Saved data entries:

<<<<

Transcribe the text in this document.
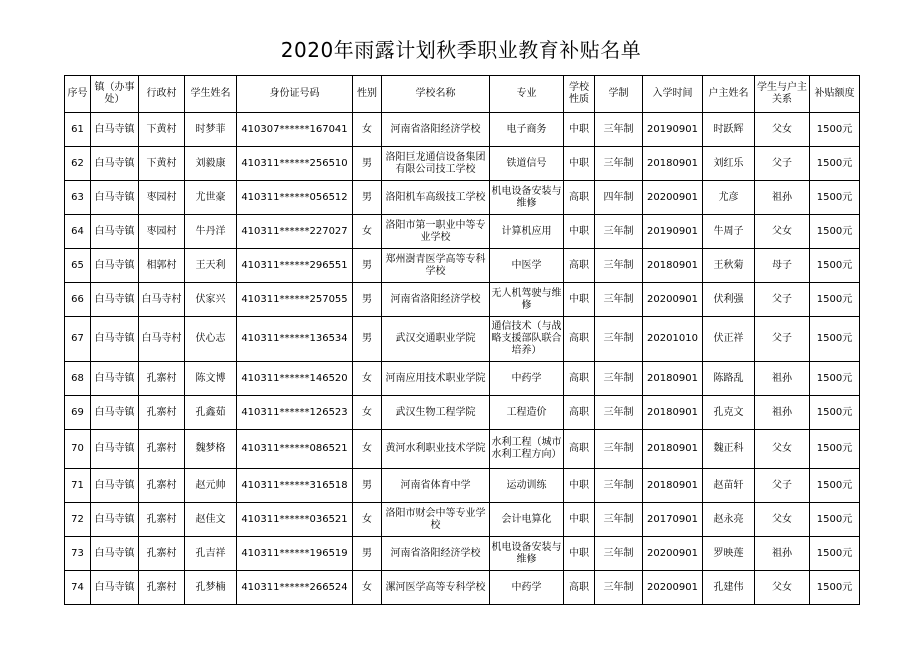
2020年雨露计划秋季职业教育补贴名单
序号	镇（办事处）	行政村	学生姓名	身份证号码	性别	学校名称	专业	学校性质	学制	入学时间	户主姓名	学生与户主关系	补贴额度
61	白马寺镇	下黄村	时梦菲	410307******167041	女	河南省洛阳经济学校	电子商务	中职	三年制	20190901	时跃辉	父女	1500元
62	白马寺镇	下黄村	刘毅康	410311******256510	男	洛阳巨龙通信设备集团有限公司技工学校	铁道信号	中职	三年制	20180901	刘红乐	父子	1500元
63	白马寺镇	枣园村	尤世豪	410311******056512	男	洛阳机车高级技工学校	机电设备安装与维修	高职	四年制	20200901	尤彦	祖孙	1500元
64	白马寺镇	枣园村	牛丹洋	410311******227027	女	洛阳市第一职业中等专业学校	计算机应用	中职	三年制	20190901	牛周子	父女	1500元
65	白马寺镇	相郭村	王天利	410311******296551	男	郑州澍青医学高等专科学校	中医学	高职	三年制	20180901	王秋菊	母子	1500元
66	白马寺镇	白马寺村	伏家兴	410311******257055	男	河南省洛阳经济学校	无人机驾驶与维修	中职	三年制	20200901	伏利强	父子	1500元
67	白马寺镇	白马寺村	伏心志	410311******136534	男	武汉交通职业学院	通信技术（与战略支援部队联合培养）	高职	三年制	20201010	伏正祥	父子	1500元
68	白马寺镇	孔寨村	陈文博	410311******146520	女	河南应用技术职业学院	中药学	高职	三年制	20180901	陈路乱	祖孙	1500元
69	白马寺镇	孔寨村	孔鑫茹	410311******126523	女	武汉生物工程学院	工程造价	高职	三年制	20180901	孔克文	祖孙	1500元
70	白马寺镇	孔寨村	魏梦格	410311******086521	女	黄河水利职业技术学院	水利工程（城市水利工程方向）	高职	三年制	20180901	魏正科	父女	1500元
71	白马寺镇	孔寨村	赵元帅	410311******316518	男	河南省体育中学	运动训练	中职	三年制	20180901	赵苗轩	父子	1500元
72	白马寺镇	孔寨村	赵佳文	410311******036521	女	洛阳市财会中等专业学校	会计电算化	中职	三年制	20170901	赵永亮	父女	1500元
73	白马寺镇	孔寨村	孔吉祥	410311******196519	男	河南省洛阳经济学校	机电设备安装与维修	中职	三年制	20200901	罗映莲	祖孙	1500元
74	白马寺镇	孔寨村	孔梦楠	410311******266524	女	漯河医学高等专科学校	中药学	高职	三年制	20200901	孔建伟	父女	1500元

>>>>

Out of the records, collect only those lines that contain the string "河南省洛阳经济学校".

61	白马寺镇	下黄村	时梦菲	410307******167041	女	河南省洛阳经济学校	电子商务	中职	三年制	20190901	时跃辉	父女	1500元
66	白马寺镇	白马寺村	伏家兴	410311******257055	男	河南省洛阳经济学校	无人机驾驶与维修	中职	三年制	20200901	伏利强	父子	1500元
73	白马寺镇	孔寨村	孔吉祥	410311******196519	男	河南省洛阳经济学校	机电设备安装与维修	中职	三年制	20200901	罗映莲	祖孙	1500元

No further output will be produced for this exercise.